Exercise details |
Reproduce the entire listing word for word.

Items from a figure collection |
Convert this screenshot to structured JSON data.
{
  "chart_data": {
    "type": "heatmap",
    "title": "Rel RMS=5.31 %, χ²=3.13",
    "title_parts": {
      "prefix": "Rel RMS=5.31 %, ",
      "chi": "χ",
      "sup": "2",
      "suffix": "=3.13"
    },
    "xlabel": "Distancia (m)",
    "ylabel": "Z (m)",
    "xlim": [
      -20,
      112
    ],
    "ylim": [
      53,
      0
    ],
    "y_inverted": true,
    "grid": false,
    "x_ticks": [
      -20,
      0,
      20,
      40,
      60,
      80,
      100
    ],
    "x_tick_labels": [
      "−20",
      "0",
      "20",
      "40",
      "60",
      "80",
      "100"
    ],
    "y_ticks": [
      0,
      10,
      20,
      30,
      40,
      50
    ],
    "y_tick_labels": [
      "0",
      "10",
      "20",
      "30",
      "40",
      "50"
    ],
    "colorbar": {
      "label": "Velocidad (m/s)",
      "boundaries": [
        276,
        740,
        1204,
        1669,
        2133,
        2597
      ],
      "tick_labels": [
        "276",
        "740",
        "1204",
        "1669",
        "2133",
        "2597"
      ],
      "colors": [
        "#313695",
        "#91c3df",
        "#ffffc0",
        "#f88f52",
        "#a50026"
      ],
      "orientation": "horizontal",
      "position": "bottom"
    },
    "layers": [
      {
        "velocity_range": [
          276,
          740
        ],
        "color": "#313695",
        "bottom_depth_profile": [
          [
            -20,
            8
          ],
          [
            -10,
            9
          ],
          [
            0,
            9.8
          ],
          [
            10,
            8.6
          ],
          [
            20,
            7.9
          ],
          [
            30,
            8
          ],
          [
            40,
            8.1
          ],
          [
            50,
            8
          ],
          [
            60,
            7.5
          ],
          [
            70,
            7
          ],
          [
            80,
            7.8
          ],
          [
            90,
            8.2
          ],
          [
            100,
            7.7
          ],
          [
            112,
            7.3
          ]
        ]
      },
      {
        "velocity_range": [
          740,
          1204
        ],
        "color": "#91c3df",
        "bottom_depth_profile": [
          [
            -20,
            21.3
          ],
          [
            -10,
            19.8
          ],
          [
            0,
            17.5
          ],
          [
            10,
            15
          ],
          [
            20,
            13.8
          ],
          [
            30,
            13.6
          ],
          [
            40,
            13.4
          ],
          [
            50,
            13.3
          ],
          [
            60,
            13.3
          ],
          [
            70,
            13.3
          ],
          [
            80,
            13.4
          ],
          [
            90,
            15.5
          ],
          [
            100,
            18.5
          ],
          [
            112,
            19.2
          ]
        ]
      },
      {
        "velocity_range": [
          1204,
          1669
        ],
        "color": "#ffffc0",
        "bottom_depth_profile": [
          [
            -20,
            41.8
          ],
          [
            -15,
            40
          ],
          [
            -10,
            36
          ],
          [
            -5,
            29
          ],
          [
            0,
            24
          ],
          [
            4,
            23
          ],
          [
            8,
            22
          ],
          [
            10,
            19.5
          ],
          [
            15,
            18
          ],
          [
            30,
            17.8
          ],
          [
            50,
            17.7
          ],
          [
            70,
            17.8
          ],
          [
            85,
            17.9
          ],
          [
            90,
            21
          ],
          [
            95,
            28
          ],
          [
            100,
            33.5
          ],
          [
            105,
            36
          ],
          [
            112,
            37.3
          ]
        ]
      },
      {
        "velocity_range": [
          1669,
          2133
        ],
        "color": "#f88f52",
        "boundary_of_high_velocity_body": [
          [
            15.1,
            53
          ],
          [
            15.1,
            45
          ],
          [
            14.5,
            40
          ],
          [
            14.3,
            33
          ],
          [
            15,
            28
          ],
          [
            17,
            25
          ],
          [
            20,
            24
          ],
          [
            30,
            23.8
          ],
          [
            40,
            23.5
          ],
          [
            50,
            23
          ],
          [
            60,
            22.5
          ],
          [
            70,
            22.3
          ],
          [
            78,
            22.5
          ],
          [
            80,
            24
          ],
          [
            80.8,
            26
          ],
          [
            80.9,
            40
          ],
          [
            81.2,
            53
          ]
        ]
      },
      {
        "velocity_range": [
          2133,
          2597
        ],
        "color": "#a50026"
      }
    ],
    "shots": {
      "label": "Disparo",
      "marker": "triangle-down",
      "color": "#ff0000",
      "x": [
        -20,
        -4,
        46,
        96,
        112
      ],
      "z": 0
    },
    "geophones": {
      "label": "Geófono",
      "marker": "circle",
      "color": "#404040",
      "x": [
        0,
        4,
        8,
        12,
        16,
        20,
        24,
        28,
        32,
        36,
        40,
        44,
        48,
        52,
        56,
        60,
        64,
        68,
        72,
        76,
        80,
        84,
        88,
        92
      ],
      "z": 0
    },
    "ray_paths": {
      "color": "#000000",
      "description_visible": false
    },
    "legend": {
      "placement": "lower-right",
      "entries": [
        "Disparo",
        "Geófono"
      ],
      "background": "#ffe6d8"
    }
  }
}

Answer below |
Convert this screenshot to structured JSON data.
{
  "chart_data": {
    "type": "heatmap",
    "title": "Rel RMS=5.31 %, χ²=3.13",
    "title_parts": {
      "prefix": "Rel RMS=5.31 %, ",
      "chi": "χ",
      "sup": "2",
      "suffix": "=3.13"
    },
    "xlabel": "Distancia (m)",
    "ylabel": "Z (m)",
    "xlim": [
      -20,
      112
    ],
    "ylim": [
      53,
      0
    ],
    "y_inverted": true,
    "grid": false,
    "x_ticks": [
      -20,
      0,
      20,
      40,
      60,
      80,
      100
    ],
    "x_tick_labels": [
      "−20",
      "0",
      "20",
      "40",
      "60",
      "80",
      "100"
    ],
    "y_ticks": [
      0,
      10,
      20,
      30,
      40,
      50
    ],
    "y_tick_labels": [
      "0",
      "10",
      "20",
      "30",
      "40",
      "50"
    ],
    "colorbar": {
      "label": "Velocidad (m/s)",
      "boundaries": [
        276,
        740,
        1204,
        1669,
        2133,
        2597
      ],
      "tick_labels": [
        "276",
        "740",
        "1204",
        "1669",
        "2133",
        "2597"
      ],
      "colors": [
        "#313695",
        "#91c3df",
        "#ffffc0",
        "#f88f52",
        "#a50026"
      ],
      "orientation": "horizontal",
      "position": "bottom"
    },
    "layers": [
      {
        "velocity_range": [
          276,
          740
        ],
        "color": "#313695",
        "bottom_depth_profile": [
          [
            -20,
            8
          ],
          [
            -10,
            9
          ],
          [
            0,
            9.8
          ],
          [
            10,
            8.6
          ],
          [
            20,
            7.9
          ],
          [
            30,
            8
          ],
          [
            40,
            8.1
          ],
          [
            50,
            8
          ],
          [
            60,
            7.5
          ],
          [
            70,
            7
          ],
          [
            80,
            7.8
          ],
          [
            90,
            8.2
          ],
          [
            100,
            7.7
          ],
          [
            112,
            7.3
          ]
        ]
      },
      {
        "velocity_range": [
          740,
          1204
        ],
        "color": "#91c3df",
        "bottom_depth_profile": [
          [
            -20,
            21.3
          ],
          [
            -10,
            19.8
          ],
          [
            0,
            17.5
          ],
          [
            10,
            15
          ],
          [
            20,
            13.8
          ],
          [
            30,
            13.6
          ],
          [
            40,
            13.4
          ],
          [
            50,
            13.3
          ],
          [
            60,
            13.3
          ],
          [
            70,
            13.3
          ],
          [
            80,
            13.4
          ],
          [
            90,
            15.5
          ],
          [
            100,
            18.5
          ],
          [
            112,
            19.2
          ]
        ]
      },
      {
        "velocity_range": [
          1204,
          1669
        ],
        "color": "#ffffc0",
        "bottom_depth_profile": [
          [
            -20,
            41.8
          ],
          [
            -15,
            40
          ],
          [
            -10,
            36
          ],
          [
            -5,
            29
          ],
          [
            0,
            24
          ],
          [
            4,
            23
          ],
          [
            8,
            22
          ],
          [
            10,
            19.5
          ],
          [
            15,
            18
          ],
          [
            30,
            17.8
          ],
          [
            50,
            17.7
          ],
          [
            70,
            17.8
          ],
          [
            85,
            17.9
          ],
          [
            90,
            21
          ],
          [
            95,
            28
          ],
          [
            100,
            33.5
          ],
          [
            105,
            36
          ],
          [
            112,
            37.3
          ]
        ]
      },
      {
        "velocity_range": [
          1669,
          2133
        ],
        "color": "#f88f52",
        "boundary_of_high_velocity_body": [
          [
            15.1,
            53
          ],
          [
            15.1,
            45
          ],
          [
            14.5,
            40
          ],
          [
            14.3,
            33
          ],
          [
            15,
            28
          ],
          [
            17,
            25
          ],
          [
            20,
            24
          ],
          [
            30,
            23.8
          ],
          [
            40,
            23.5
          ],
          [
            50,
            23
          ],
          [
            60,
            22.5
          ],
          [
            70,
            22.3
          ],
          [
            78,
            22.5
          ],
          [
            80,
            24
          ],
          [
            80.8,
            26
          ],
          [
            80.9,
            40
          ],
          [
            81.2,
            53
          ]
        ]
      },
      {
        "velocity_range": [
          2133,
          2597
        ],
        "color": "#a50026"
      }
    ],
    "shots": {
      "label": "Disparo",
      "marker": "triangle-down",
      "color": "#ff0000",
      "x": [
        -20,
        -4,
        46,
        96,
        112
      ],
      "z": 0
    },
    "geophones": {
      "label": "Geófono",
      "marker": "circle",
      "color": "#404040",
      "x": [
        0,
        4,
        8,
        12,
        16,
        20,
        24,
        28,
        32,
        36,
        40,
        44,
        48,
        52,
        56,
        60,
        64,
        68,
        72,
        76,
        80,
        84,
        88,
        92
      ],
      "z": 0
    },
    "ray_paths": {
      "color": "#000000",
      "description_visible": false
    },
    "legend": {
      "placement": "lower-right",
      "entries": [
        "Disparo",
        "Geófono"
      ],
      "background": "#ffe6d8"
    }
  }
}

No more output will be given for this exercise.